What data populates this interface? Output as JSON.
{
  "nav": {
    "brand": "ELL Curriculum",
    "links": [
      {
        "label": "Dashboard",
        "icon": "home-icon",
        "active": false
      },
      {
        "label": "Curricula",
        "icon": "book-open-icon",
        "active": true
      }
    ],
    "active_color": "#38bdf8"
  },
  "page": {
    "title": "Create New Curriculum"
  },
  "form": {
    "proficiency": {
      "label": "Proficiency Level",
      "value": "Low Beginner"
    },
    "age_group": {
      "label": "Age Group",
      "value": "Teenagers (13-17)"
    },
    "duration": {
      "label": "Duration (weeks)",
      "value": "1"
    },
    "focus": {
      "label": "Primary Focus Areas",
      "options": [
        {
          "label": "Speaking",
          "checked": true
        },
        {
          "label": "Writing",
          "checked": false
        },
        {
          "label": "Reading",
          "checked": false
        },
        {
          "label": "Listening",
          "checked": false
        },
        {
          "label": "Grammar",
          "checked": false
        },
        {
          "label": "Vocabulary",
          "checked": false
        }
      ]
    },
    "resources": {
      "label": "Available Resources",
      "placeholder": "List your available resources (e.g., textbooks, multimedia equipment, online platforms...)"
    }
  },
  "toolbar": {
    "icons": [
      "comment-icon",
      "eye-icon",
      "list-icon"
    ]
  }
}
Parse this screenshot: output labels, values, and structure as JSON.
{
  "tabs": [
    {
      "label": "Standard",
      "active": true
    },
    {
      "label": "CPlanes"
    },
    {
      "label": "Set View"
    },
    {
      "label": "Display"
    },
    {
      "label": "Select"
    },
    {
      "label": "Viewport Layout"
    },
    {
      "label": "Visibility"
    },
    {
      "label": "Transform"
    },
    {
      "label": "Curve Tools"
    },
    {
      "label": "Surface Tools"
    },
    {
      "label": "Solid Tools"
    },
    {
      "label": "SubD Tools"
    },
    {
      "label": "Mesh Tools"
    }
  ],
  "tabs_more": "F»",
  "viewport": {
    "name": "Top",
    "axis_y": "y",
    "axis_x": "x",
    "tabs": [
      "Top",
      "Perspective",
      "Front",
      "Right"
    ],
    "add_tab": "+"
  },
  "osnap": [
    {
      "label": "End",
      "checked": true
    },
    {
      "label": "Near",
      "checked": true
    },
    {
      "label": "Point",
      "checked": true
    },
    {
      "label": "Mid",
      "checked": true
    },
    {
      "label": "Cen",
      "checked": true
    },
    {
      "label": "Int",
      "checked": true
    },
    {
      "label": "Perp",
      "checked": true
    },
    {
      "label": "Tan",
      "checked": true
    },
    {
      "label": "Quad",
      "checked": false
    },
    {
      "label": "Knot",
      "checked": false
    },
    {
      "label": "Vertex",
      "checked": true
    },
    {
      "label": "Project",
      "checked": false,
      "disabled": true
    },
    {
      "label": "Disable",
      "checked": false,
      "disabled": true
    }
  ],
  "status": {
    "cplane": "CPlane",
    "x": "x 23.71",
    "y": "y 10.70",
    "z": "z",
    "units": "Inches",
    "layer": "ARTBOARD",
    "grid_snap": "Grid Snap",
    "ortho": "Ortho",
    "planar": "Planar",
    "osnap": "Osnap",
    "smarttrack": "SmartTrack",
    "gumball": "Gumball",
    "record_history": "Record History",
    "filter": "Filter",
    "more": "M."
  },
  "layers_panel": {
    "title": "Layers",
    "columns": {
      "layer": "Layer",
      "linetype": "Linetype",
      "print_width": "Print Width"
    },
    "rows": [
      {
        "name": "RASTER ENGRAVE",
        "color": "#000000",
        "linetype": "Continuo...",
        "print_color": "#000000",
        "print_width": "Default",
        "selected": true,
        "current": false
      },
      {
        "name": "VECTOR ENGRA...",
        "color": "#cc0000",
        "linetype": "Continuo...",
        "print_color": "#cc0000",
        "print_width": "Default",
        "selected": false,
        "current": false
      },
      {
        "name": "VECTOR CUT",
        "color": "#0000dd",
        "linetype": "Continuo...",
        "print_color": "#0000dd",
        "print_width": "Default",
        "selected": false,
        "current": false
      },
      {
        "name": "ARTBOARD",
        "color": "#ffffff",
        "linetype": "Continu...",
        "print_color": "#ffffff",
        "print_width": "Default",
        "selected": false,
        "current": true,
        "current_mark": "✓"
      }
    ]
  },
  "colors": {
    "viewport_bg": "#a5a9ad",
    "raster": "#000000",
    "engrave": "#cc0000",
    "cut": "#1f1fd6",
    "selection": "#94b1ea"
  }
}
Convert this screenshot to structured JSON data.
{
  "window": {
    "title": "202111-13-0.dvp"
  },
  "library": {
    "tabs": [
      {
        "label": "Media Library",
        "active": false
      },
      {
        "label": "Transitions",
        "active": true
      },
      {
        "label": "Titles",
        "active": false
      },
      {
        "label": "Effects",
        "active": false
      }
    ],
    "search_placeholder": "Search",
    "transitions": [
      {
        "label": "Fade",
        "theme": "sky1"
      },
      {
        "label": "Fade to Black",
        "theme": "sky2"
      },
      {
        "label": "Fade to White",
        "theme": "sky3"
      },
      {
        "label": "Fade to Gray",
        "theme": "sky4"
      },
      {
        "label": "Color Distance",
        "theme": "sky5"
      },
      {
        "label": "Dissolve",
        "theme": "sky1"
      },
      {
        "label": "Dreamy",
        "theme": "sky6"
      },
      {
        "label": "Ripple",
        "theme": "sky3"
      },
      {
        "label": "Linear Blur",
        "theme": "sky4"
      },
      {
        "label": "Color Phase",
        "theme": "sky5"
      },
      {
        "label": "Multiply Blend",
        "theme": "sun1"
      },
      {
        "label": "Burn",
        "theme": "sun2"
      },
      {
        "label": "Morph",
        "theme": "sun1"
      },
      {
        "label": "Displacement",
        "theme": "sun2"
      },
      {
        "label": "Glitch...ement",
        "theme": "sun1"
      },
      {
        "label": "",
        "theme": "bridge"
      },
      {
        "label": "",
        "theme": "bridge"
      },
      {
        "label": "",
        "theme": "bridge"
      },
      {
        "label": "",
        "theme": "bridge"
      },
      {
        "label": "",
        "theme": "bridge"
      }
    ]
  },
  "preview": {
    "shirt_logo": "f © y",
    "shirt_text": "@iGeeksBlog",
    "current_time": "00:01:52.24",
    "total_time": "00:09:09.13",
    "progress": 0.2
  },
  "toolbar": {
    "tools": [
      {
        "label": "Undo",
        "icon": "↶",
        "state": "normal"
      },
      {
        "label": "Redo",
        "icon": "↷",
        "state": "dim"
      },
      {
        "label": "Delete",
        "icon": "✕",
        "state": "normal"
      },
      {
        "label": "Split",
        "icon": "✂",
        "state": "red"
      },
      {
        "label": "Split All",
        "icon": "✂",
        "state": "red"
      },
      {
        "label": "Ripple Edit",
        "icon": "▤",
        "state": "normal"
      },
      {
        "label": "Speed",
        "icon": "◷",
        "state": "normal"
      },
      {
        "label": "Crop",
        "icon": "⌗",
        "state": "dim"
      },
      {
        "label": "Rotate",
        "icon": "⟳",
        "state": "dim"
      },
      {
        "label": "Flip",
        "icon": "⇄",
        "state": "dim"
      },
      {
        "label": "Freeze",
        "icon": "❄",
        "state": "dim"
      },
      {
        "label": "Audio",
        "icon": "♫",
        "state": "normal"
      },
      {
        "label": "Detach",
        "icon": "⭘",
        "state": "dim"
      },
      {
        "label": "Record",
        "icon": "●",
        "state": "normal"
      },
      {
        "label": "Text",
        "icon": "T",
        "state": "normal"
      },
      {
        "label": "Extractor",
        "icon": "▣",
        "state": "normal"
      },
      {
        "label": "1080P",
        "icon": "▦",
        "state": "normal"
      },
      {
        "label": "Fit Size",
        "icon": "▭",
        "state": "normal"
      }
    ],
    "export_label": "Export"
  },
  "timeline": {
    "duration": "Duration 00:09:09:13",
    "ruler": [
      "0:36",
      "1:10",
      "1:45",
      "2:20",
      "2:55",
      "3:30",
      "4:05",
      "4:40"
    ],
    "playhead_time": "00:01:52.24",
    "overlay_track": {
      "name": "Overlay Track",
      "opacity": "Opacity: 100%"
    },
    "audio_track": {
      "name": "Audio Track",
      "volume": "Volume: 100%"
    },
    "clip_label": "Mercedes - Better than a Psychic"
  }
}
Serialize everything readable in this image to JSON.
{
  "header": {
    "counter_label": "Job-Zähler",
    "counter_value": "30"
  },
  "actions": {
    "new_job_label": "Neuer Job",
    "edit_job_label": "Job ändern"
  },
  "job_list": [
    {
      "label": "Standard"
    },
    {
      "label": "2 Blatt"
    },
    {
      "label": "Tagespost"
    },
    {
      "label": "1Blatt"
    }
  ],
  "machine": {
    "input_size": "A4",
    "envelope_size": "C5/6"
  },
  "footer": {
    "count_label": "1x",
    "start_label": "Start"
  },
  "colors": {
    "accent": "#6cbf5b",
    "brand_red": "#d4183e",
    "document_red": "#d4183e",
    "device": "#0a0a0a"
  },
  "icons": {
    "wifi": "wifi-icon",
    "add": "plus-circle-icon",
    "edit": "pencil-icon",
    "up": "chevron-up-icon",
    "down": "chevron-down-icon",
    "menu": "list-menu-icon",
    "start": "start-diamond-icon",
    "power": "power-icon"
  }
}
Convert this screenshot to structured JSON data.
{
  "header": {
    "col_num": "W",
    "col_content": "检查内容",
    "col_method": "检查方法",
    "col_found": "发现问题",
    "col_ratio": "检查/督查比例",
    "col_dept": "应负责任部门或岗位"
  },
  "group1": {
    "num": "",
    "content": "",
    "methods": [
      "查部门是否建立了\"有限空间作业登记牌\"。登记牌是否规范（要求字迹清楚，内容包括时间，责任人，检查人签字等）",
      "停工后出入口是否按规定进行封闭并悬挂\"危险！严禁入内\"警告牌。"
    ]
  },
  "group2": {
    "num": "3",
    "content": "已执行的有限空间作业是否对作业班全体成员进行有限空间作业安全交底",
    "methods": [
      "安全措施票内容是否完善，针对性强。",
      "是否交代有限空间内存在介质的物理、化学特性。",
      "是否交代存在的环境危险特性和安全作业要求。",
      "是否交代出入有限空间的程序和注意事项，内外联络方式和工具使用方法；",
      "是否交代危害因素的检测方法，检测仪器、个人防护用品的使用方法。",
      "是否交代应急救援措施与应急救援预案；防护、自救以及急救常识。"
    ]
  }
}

------------------------------------------------------------------------

▶ Stated problem:
Using the records above, copy every line that has the word "Fade" in it.

▶ Final result:
        "label": "Fade",
        "label": "Fade to Black",
        "label": "Fade to White",
        "label": "Fade to Gray",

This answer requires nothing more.